_Stated goal_:
Give only the count of lines containing "that".

_Supplied data_:
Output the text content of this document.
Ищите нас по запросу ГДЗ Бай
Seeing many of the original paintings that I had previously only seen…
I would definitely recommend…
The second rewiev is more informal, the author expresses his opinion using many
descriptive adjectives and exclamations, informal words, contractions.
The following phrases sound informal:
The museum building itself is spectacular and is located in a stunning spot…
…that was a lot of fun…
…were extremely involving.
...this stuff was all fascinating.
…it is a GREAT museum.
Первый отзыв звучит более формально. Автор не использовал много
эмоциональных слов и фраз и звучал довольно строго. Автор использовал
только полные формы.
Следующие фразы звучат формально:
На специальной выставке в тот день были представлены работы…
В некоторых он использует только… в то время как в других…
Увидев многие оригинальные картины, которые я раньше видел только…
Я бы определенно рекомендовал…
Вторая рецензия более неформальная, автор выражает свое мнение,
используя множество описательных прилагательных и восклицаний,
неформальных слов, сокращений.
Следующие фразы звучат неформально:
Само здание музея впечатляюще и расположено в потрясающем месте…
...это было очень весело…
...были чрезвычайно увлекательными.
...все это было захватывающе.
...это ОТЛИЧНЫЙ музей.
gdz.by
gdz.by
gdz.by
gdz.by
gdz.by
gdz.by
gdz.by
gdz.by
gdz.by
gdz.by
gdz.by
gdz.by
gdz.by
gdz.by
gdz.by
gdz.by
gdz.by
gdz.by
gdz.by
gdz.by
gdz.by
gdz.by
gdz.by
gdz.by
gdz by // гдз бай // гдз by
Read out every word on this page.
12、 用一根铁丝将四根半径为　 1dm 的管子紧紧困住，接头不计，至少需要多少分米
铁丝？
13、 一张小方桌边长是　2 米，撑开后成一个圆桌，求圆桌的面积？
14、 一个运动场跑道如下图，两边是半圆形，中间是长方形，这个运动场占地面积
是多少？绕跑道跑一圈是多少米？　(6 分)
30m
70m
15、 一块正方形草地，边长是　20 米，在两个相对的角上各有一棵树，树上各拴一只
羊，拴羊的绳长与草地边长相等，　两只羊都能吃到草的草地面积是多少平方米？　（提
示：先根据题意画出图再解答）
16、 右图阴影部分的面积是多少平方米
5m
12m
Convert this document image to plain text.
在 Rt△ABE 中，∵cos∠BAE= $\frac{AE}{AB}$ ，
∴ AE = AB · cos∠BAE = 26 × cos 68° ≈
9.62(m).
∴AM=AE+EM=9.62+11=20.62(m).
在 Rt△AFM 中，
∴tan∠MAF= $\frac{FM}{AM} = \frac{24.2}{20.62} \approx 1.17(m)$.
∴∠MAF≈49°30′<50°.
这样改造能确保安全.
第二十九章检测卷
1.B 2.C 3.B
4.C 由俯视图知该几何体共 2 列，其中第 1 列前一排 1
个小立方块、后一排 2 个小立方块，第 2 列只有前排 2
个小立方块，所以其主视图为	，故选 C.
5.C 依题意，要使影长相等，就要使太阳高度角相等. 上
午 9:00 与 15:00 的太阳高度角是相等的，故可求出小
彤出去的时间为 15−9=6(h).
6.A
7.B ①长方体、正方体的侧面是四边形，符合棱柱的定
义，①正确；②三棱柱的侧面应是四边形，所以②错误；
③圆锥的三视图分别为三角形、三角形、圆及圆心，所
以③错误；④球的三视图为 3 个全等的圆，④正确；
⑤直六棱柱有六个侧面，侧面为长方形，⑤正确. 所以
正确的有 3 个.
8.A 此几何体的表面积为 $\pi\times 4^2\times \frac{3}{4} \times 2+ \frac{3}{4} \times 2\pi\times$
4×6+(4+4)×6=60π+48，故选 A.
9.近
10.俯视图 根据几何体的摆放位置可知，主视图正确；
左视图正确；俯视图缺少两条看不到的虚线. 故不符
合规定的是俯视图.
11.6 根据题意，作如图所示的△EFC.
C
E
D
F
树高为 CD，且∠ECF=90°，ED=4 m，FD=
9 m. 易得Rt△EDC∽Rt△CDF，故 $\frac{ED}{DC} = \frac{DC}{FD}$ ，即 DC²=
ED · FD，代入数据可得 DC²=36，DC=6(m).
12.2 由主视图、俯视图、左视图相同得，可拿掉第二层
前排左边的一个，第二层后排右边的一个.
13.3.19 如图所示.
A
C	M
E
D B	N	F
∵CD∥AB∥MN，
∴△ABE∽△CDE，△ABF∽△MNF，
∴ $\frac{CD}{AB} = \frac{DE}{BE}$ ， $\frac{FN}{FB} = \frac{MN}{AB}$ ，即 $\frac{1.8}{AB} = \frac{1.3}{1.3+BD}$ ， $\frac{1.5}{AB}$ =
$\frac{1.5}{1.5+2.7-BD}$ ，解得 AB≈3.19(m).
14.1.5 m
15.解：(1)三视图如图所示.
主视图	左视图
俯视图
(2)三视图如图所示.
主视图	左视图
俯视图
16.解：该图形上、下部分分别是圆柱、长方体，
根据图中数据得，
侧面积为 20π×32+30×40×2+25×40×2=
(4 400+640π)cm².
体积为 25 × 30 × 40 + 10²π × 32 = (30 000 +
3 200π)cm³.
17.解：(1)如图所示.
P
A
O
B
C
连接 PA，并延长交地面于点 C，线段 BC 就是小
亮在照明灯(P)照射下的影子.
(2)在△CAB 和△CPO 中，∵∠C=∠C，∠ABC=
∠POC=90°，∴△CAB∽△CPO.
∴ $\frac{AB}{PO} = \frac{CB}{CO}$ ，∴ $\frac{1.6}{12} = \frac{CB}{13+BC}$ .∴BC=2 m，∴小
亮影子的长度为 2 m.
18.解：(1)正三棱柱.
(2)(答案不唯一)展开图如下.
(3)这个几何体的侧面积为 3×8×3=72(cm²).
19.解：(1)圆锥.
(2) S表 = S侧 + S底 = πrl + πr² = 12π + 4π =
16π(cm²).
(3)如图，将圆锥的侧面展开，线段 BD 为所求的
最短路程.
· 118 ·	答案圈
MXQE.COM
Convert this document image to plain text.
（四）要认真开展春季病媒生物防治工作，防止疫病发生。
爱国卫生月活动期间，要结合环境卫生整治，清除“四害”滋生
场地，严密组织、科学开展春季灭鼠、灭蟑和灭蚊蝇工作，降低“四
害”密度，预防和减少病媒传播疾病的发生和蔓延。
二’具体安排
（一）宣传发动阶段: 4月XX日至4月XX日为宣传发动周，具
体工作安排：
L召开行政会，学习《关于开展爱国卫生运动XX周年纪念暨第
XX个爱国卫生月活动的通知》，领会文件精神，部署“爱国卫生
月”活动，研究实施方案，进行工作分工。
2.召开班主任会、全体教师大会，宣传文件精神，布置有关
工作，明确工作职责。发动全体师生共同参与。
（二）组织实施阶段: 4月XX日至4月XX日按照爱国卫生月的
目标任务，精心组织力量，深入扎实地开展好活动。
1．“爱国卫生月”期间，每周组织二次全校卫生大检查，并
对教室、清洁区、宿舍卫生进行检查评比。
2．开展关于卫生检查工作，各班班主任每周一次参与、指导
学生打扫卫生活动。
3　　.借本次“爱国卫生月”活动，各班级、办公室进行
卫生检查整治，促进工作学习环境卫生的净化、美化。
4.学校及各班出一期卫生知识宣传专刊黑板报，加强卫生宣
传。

_Result of the exercise_:
2